Records from a collection:
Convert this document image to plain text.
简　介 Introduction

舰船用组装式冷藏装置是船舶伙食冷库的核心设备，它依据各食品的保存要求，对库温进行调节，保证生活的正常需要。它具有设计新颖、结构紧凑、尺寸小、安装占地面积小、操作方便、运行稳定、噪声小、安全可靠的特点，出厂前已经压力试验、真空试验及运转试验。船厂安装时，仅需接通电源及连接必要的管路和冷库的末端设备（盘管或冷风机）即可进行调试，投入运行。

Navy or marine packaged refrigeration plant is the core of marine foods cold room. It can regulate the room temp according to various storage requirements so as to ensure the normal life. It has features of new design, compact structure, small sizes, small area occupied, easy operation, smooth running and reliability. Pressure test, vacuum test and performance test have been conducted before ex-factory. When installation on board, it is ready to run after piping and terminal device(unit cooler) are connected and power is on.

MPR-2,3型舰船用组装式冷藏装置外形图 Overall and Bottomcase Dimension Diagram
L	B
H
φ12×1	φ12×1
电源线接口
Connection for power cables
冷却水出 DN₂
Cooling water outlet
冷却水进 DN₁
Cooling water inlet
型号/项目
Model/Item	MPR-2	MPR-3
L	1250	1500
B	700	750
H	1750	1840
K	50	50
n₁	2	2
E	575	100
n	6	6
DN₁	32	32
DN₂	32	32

Task to complete: Each line that holds the string "water" counts once; give the total and nothing else.

Output for this exercise: 2